_Material to process:_
★ ★ ★

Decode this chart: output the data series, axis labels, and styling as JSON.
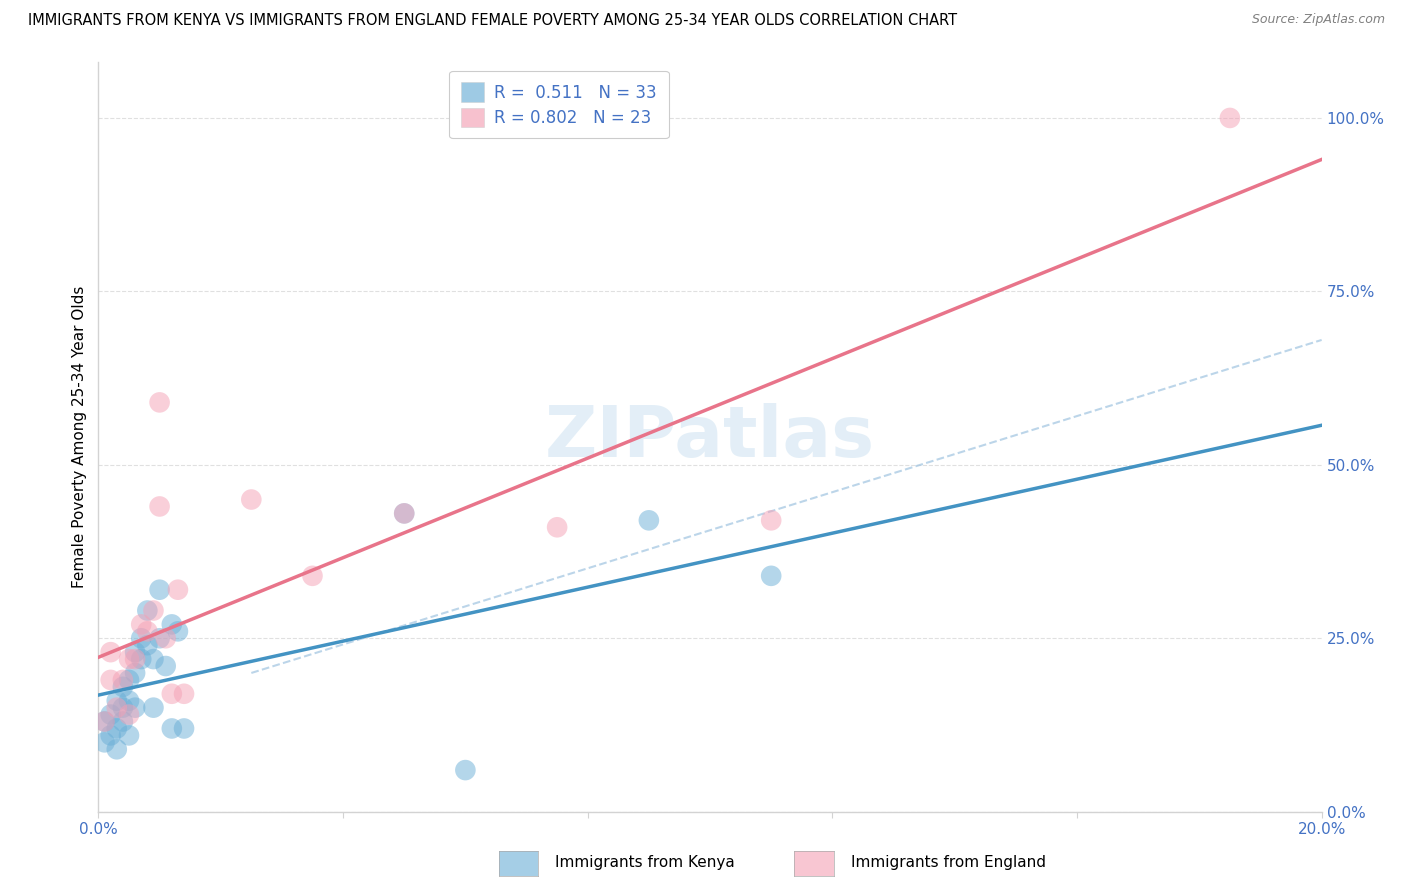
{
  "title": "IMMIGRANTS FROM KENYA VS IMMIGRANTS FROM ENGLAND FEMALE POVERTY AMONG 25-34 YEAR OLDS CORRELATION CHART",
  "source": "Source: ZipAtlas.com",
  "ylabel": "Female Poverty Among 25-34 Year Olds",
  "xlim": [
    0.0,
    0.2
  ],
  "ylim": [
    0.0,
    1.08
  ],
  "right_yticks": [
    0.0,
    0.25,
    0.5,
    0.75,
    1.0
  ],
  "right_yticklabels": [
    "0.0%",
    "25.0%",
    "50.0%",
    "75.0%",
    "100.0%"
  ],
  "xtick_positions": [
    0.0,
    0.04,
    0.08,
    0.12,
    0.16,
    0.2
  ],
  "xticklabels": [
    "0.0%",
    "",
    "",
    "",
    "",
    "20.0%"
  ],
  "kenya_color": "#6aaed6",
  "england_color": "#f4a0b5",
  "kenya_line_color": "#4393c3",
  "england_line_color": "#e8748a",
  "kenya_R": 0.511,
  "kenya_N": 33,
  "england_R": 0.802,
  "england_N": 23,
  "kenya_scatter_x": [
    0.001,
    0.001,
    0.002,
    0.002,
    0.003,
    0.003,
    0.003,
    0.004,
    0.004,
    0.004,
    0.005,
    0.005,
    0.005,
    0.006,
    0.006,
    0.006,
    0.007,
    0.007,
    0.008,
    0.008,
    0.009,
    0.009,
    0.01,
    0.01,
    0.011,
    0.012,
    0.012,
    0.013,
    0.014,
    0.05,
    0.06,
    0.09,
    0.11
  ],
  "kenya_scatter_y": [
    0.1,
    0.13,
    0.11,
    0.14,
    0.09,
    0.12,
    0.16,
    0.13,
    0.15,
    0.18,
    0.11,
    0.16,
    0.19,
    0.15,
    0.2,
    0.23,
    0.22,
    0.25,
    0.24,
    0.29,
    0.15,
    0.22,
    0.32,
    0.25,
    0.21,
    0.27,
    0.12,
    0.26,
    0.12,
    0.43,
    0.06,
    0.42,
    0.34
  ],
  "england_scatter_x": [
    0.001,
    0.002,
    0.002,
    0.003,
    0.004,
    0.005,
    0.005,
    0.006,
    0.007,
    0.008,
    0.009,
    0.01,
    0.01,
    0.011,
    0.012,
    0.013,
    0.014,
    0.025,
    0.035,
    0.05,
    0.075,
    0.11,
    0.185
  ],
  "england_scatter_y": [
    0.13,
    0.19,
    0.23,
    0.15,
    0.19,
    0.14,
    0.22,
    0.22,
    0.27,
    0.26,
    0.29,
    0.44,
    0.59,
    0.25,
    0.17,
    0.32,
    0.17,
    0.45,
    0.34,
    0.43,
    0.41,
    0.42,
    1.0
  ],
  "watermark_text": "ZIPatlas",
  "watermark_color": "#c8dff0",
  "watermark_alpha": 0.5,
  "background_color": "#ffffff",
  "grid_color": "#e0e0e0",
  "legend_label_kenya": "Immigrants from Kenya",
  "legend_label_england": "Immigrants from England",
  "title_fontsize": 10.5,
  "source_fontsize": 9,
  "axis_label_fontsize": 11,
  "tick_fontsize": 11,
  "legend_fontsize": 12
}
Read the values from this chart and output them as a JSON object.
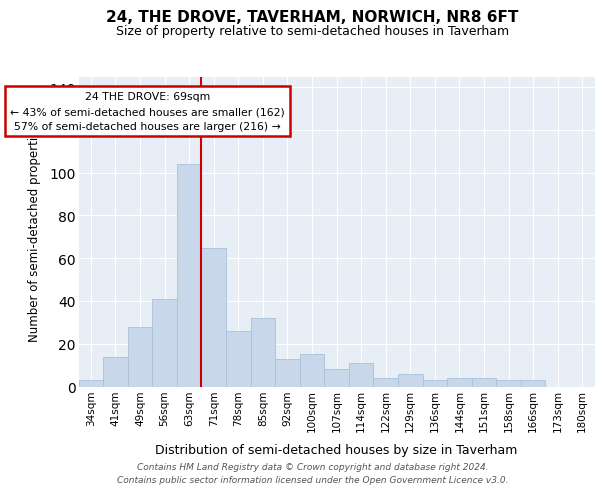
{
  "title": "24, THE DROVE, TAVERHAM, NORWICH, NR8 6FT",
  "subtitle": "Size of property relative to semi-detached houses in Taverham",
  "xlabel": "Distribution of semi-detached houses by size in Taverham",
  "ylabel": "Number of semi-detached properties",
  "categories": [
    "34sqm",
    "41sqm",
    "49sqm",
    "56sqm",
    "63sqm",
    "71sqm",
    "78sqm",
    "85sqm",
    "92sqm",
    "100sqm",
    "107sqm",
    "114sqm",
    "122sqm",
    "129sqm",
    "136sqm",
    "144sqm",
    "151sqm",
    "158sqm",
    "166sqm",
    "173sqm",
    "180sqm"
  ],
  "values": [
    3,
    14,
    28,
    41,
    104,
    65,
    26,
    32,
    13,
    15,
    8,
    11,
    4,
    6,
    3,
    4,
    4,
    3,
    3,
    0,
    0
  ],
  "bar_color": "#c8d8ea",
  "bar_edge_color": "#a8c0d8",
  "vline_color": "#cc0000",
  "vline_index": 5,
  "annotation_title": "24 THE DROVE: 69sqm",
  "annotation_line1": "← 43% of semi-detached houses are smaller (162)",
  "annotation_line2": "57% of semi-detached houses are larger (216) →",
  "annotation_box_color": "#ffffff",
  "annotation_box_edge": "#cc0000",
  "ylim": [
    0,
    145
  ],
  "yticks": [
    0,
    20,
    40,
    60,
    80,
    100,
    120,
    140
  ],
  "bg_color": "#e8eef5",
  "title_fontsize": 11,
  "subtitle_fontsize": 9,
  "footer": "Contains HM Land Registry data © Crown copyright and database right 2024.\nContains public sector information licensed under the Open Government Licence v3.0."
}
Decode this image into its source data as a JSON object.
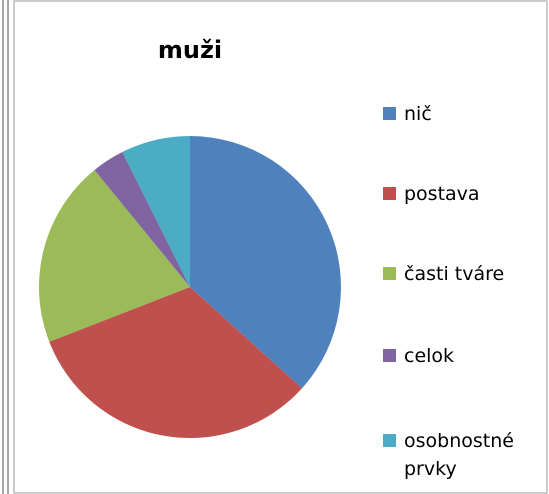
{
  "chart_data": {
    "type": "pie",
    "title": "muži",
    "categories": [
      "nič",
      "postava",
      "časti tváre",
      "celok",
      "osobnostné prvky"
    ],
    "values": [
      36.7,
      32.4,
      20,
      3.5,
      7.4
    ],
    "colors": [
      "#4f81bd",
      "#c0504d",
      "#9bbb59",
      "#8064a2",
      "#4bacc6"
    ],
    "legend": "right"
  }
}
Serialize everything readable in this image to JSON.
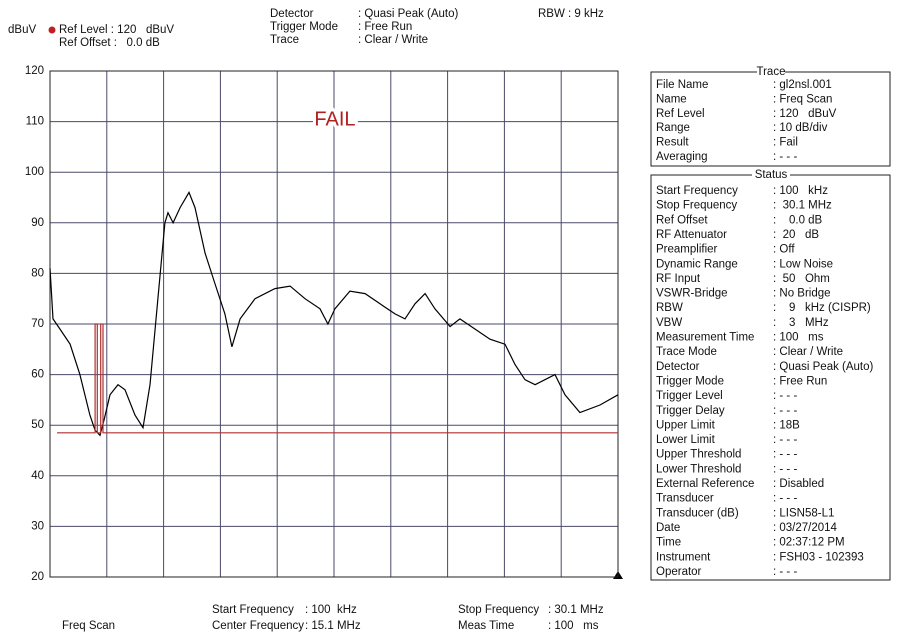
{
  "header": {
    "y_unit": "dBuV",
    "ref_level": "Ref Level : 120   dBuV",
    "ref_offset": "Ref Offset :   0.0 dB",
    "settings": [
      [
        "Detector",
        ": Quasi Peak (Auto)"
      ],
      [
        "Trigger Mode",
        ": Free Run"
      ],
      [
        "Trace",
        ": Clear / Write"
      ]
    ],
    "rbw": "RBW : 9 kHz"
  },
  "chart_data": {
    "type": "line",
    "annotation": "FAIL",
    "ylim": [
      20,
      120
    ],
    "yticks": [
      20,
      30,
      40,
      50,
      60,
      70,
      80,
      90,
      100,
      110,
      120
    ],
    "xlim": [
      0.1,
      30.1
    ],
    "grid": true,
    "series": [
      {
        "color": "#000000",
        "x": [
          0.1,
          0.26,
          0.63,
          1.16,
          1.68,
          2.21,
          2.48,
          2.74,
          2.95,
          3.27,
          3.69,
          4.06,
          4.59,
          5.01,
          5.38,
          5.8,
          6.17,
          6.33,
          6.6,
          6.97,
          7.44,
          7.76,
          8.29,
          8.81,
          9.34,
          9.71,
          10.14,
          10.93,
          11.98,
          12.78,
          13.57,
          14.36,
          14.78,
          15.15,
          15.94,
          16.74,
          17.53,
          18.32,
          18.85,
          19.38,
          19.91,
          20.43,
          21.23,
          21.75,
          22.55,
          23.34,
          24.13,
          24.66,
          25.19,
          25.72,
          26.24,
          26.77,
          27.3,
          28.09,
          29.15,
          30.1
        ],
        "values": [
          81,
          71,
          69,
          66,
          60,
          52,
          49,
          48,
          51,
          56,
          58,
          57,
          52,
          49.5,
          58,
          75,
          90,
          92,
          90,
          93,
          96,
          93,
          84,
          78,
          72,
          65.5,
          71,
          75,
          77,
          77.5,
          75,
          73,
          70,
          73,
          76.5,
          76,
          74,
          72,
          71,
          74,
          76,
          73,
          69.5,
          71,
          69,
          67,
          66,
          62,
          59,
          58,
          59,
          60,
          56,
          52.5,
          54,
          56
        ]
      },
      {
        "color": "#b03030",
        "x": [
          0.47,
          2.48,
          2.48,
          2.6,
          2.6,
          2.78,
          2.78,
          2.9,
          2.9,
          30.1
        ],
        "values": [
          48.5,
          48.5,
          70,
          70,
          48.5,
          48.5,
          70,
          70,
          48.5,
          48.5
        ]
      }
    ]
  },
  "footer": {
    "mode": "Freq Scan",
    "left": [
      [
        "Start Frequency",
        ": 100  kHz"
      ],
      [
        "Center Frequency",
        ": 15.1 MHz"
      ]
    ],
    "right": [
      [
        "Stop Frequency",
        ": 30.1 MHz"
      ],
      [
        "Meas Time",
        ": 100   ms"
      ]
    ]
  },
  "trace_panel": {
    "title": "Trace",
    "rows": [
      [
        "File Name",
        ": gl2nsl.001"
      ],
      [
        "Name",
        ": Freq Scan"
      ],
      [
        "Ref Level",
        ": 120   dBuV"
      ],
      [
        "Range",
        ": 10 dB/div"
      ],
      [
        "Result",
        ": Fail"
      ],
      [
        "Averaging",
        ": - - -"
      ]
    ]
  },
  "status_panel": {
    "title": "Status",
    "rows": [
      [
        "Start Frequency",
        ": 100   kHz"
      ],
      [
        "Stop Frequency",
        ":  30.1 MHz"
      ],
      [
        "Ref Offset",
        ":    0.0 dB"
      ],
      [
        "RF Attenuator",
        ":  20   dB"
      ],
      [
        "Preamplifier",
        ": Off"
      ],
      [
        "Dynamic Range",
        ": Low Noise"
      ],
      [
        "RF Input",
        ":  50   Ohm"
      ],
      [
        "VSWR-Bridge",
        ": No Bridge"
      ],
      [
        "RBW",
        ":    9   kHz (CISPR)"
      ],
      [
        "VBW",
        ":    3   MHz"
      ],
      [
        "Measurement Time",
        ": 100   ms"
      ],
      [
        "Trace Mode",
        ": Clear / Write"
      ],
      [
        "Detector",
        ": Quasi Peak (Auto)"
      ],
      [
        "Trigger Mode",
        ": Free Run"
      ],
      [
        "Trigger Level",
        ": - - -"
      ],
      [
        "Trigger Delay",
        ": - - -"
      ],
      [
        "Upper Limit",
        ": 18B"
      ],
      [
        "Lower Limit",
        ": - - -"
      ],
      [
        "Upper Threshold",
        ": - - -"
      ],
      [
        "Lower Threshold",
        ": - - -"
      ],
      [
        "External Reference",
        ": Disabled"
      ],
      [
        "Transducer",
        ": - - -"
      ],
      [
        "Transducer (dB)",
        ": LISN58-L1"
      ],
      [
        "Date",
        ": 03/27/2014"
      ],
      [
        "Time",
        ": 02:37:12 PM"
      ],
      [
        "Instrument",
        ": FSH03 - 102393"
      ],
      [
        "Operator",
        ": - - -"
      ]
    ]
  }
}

★ ★ ★

_What the task asks:_ Which lines of the data above contain "image"? Copy each one.

_Finished answer:_
Decode this image into its source data as a JSON object.
Serialize everything readable in this image to JSON.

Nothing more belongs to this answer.